_Requirement_:
Rename "chevron-down-icon" to "dropdown-arrow-icon" wherever it occurs in the items below, and reproduce every line with nothing else changed.

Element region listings
--- Begin ---

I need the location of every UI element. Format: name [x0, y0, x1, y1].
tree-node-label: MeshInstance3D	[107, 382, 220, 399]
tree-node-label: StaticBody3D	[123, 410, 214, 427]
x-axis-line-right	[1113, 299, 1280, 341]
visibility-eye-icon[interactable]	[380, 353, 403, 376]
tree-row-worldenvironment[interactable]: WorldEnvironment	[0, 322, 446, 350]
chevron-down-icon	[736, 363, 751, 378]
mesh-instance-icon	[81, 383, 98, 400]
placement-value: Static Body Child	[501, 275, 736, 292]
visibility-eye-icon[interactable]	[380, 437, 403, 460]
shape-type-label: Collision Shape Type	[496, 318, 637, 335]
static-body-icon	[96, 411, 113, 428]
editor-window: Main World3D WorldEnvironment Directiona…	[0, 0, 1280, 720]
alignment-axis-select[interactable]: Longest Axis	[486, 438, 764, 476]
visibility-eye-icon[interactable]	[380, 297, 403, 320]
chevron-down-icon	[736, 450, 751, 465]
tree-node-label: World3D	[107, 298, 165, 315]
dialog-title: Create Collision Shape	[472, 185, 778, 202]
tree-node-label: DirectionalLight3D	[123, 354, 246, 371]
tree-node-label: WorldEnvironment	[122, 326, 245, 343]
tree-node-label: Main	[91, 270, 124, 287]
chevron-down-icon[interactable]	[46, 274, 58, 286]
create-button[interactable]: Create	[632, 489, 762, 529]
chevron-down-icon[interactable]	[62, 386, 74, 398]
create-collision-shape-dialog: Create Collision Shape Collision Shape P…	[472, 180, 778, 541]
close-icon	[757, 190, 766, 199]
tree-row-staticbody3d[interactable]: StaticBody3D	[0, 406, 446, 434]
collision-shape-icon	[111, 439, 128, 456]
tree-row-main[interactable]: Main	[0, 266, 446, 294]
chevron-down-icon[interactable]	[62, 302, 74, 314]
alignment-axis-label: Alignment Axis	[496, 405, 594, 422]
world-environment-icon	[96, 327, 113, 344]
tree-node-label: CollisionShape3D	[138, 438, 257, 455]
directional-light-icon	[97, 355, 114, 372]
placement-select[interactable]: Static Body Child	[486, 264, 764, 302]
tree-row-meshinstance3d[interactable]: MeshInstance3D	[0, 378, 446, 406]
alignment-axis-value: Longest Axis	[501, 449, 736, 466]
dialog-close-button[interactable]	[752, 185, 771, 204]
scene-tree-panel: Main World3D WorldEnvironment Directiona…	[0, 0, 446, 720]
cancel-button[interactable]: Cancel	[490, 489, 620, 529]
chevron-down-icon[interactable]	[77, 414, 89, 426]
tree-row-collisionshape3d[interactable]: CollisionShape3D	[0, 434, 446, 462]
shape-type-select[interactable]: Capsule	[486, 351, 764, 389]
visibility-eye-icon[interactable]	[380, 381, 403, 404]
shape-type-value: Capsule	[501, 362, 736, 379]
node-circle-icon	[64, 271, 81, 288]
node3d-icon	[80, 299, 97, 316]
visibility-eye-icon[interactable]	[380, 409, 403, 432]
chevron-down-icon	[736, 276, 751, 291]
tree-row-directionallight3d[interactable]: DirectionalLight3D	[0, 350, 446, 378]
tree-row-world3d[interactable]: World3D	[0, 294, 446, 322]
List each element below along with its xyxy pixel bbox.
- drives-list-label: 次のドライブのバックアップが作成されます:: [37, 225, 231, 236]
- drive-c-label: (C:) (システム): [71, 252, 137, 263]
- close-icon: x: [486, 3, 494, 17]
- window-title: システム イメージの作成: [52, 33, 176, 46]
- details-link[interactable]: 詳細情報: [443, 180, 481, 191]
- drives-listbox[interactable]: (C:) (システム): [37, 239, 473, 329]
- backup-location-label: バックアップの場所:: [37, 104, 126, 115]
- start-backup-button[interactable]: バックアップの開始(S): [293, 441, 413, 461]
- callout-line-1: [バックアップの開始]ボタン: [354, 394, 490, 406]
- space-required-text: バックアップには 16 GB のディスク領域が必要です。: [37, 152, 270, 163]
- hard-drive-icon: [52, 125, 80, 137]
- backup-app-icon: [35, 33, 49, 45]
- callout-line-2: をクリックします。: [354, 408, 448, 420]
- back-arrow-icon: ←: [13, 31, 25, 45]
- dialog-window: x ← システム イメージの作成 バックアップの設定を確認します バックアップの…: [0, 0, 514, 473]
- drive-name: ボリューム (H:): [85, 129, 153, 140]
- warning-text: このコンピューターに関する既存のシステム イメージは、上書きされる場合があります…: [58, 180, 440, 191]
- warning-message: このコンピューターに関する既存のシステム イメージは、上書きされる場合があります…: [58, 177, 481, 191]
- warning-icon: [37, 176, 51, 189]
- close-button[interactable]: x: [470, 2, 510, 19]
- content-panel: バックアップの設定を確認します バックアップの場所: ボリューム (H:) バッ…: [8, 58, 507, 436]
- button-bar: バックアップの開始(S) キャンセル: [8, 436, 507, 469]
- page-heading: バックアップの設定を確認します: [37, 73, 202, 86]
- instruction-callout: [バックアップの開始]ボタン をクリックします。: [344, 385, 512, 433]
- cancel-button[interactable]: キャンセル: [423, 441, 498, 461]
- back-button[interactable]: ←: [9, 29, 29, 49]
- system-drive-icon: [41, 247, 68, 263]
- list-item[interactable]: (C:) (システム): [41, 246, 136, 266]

--- End ---

_Right answer_:
I need the location of every UI element. Format: name [x0, y0, x1, y1].
tree-node-label: MeshInstance3D	[107, 382, 220, 399]
tree-node-label: StaticBody3D	[123, 410, 214, 427]
x-axis-line-right	[1113, 299, 1280, 341]
visibility-eye-icon[interactable]	[380, 353, 403, 376]
tree-row-worldenvironment[interactable]: WorldEnvironment	[0, 322, 446, 350]
dropdown-arrow-icon	[736, 363, 751, 378]
mesh-instance-icon	[81, 383, 98, 400]
placement-value: Static Body Child	[501, 275, 736, 292]
visibility-eye-icon[interactable]	[380, 437, 403, 460]
shape-type-label: Collision Shape Type	[496, 318, 637, 335]
static-body-icon	[96, 411, 113, 428]
editor-window: Main World3D WorldEnvironment Directiona…	[0, 0, 1280, 720]
alignment-axis-select[interactable]: Longest Axis	[486, 438, 764, 476]
visibility-eye-icon[interactable]	[380, 297, 403, 320]
dropdown-arrow-icon	[736, 450, 751, 465]
tree-node-label: World3D	[107, 298, 165, 315]
dialog-title: Create Collision Shape	[472, 185, 778, 202]
tree-node-label: DirectionalLight3D	[123, 354, 246, 371]
tree-node-label: WorldEnvironment	[122, 326, 245, 343]
tree-node-label: Main	[91, 270, 124, 287]
dropdown-arrow-icon[interactable]	[46, 274, 58, 286]
create-button[interactable]: Create	[632, 489, 762, 529]
dropdown-arrow-icon[interactable]	[62, 386, 74, 398]
create-collision-shape-dialog: Create Collision Shape Collision Shape P…	[472, 180, 778, 541]
close-icon	[757, 190, 766, 199]
tree-row-staticbody3d[interactable]: StaticBody3D	[0, 406, 446, 434]
collision-shape-icon	[111, 439, 128, 456]
tree-row-main[interactable]: Main	[0, 266, 446, 294]
dropdown-arrow-icon[interactable]	[62, 302, 74, 314]
alignment-axis-label: Alignment Axis	[496, 405, 594, 422]
world-environment-icon	[96, 327, 113, 344]
tree-node-label: CollisionShape3D	[138, 438, 257, 455]
directional-light-icon	[97, 355, 114, 372]
placement-select[interactable]: Static Body Child	[486, 264, 764, 302]
tree-row-meshinstance3d[interactable]: MeshInstance3D	[0, 378, 446, 406]
alignment-axis-value: Longest Axis	[501, 449, 736, 466]
dialog-close-button[interactable]	[752, 185, 771, 204]
scene-tree-panel: Main World3D WorldEnvironment Directiona…	[0, 0, 446, 720]
cancel-button[interactable]: Cancel	[490, 489, 620, 529]
dropdown-arrow-icon[interactable]	[77, 414, 89, 426]
tree-row-collisionshape3d[interactable]: CollisionShape3D	[0, 434, 446, 462]
shape-type-select[interactable]: Capsule	[486, 351, 764, 389]
visibility-eye-icon[interactable]	[380, 381, 403, 404]
shape-type-value: Capsule	[501, 362, 736, 379]
node-circle-icon	[64, 271, 81, 288]
node3d-icon	[80, 299, 97, 316]
visibility-eye-icon[interactable]	[380, 409, 403, 432]
dropdown-arrow-icon	[736, 276, 751, 291]
tree-row-directionallight3d[interactable]: DirectionalLight3D	[0, 350, 446, 378]
tree-row-world3d[interactable]: World3D	[0, 294, 446, 322]
List each element below along with its xyxy pixel bbox.
- drives-list-label: 次のドライブのバックアップが作成されます:: [37, 225, 231, 236]
- drive-c-label: (C:) (システム): [71, 252, 137, 263]
- close-icon: x: [486, 3, 494, 17]
- window-title: システム イメージの作成: [52, 33, 176, 46]
- details-link[interactable]: 詳細情報: [443, 180, 481, 191]
- drives-listbox[interactable]: (C:) (システム): [37, 239, 473, 329]
- backup-location-label: バックアップの場所:: [37, 104, 126, 115]
- start-backup-button[interactable]: バックアップの開始(S): [293, 441, 413, 461]
- callout-line-1: [バックアップの開始]ボタン: [354, 394, 490, 406]
- space-required-text: バックアップには 16 GB のディスク領域が必要です。: [37, 152, 270, 163]
- hard-drive-icon: [52, 125, 80, 137]
- backup-app-icon: [35, 33, 49, 45]
- callout-line-2: をクリックします。: [354, 408, 448, 420]
- back-arrow-icon: ←: [13, 31, 25, 45]
- dialog-window: x ← システム イメージの作成 バックアップの設定を確認します バックアップの…: [0, 0, 514, 473]
- drive-name: ボリューム (H:): [85, 129, 153, 140]
- warning-text: このコンピューターに関する既存のシステム イメージは、上書きされる場合があります…: [58, 180, 440, 191]
- warning-message: このコンピューターに関する既存のシステム イメージは、上書きされる場合があります…: [58, 177, 481, 191]
- warning-icon: [37, 176, 51, 189]
- close-button[interactable]: x: [470, 2, 510, 19]
- content-panel: バックアップの設定を確認します バックアップの場所: ボリューム (H:) バッ…: [8, 58, 507, 436]
- button-bar: バックアップの開始(S) キャンセル: [8, 436, 507, 469]
- page-heading: バックアップの設定を確認します: [37, 73, 202, 86]
- instruction-callout: [バックアップの開始]ボタン をクリックします。: [344, 385, 512, 433]
- cancel-button[interactable]: キャンセル: [423, 441, 498, 461]
- back-button[interactable]: ←: [9, 29, 29, 49]
- system-drive-icon: [41, 247, 68, 263]
- list-item[interactable]: (C:) (システム): [41, 246, 136, 266]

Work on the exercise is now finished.